__TO BE DONE__
Wherever the string "label" appears, copy the whole line.

Extracted records
+++

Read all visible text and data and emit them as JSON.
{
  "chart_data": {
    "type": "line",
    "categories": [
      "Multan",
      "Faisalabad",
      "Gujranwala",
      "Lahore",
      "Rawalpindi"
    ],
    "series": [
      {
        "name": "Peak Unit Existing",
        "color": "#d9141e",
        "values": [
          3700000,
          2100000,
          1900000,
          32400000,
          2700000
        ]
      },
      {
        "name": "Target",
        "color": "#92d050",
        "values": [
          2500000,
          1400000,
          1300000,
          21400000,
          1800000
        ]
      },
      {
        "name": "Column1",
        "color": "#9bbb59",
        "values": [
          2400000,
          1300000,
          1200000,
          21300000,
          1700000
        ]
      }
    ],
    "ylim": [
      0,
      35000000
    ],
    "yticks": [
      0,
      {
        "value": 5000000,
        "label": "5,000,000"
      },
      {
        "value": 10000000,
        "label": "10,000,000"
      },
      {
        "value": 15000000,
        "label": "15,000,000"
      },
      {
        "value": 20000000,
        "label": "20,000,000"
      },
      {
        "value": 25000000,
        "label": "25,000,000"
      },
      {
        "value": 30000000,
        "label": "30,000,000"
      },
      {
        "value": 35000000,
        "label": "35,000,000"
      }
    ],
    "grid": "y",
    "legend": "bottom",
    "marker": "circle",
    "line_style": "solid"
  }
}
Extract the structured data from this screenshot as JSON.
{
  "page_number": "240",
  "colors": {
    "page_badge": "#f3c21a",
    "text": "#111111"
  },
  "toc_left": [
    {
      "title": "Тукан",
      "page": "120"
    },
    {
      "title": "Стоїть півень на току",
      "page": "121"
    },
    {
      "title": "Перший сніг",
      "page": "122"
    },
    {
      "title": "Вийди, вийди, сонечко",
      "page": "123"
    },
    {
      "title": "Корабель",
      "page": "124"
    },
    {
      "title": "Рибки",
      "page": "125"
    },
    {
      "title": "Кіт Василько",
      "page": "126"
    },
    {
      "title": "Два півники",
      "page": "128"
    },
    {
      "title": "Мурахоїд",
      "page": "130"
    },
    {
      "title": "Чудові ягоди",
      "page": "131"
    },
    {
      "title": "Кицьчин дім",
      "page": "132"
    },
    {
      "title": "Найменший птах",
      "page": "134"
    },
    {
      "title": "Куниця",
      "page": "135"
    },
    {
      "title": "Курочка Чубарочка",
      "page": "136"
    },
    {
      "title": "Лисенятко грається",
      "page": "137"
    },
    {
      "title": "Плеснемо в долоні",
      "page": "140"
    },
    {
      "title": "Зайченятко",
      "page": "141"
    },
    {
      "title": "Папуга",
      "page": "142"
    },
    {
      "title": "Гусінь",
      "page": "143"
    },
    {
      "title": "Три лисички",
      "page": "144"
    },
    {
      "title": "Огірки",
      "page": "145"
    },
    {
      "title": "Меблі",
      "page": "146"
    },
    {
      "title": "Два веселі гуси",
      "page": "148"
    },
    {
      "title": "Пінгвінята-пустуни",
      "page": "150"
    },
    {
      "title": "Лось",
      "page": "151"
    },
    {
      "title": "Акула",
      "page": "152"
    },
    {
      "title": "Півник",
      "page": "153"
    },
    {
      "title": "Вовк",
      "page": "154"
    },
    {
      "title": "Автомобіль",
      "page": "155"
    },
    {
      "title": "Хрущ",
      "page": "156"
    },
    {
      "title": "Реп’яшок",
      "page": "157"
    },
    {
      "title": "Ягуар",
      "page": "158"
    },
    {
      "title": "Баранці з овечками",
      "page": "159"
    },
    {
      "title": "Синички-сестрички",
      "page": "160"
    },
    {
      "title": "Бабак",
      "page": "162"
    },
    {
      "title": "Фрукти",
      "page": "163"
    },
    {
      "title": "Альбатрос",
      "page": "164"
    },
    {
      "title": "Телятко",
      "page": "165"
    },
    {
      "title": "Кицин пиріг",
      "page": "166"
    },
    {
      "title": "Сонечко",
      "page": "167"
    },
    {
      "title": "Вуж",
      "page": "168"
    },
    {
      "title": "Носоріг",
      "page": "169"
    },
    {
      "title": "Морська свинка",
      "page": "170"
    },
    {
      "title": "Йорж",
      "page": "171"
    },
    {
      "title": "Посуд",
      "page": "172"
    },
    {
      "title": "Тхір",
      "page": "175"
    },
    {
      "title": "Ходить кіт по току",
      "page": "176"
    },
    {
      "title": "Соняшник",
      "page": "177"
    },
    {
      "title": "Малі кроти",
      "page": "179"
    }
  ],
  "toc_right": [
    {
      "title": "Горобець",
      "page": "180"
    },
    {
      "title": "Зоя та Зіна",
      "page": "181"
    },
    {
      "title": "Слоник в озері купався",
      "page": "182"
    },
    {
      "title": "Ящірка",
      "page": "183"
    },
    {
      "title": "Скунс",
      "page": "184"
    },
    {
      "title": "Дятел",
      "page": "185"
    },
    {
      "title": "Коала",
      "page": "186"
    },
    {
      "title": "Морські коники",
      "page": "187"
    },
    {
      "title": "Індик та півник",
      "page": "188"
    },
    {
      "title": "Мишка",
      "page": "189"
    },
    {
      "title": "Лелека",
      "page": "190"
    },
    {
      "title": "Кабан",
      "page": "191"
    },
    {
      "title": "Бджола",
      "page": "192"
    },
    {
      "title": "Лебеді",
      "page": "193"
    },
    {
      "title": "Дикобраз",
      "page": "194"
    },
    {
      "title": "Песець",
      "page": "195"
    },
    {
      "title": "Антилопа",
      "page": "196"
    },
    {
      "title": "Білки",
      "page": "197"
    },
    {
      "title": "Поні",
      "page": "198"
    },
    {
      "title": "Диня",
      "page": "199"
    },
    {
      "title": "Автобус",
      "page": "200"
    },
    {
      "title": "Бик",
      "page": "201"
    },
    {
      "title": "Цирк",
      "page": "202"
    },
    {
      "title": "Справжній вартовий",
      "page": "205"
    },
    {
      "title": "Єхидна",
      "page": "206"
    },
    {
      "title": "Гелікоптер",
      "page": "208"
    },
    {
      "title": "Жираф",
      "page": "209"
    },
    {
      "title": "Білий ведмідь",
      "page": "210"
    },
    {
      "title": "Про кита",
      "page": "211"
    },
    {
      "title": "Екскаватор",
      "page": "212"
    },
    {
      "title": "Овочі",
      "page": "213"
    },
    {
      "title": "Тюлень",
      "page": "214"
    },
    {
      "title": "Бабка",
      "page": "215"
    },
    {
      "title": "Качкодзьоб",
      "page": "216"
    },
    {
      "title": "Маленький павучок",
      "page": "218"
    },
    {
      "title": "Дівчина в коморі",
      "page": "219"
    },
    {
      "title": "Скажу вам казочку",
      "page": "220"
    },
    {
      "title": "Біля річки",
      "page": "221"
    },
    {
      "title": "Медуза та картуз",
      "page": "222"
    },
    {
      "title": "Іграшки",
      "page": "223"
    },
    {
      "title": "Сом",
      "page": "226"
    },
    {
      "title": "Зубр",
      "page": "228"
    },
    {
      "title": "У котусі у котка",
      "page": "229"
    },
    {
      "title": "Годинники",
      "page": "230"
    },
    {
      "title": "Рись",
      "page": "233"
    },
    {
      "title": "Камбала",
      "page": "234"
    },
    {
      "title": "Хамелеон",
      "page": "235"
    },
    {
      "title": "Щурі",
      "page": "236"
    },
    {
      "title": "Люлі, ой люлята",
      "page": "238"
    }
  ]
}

+++

__WRITTEN ANSWER__
        "label": "5,000,000"
        "label": "10,000,000"
        "label": "15,000,000"
        "label": "20,000,000"
        "label": "25,000,000"
        "label": "30,000,000"
        "label": "35,000,000"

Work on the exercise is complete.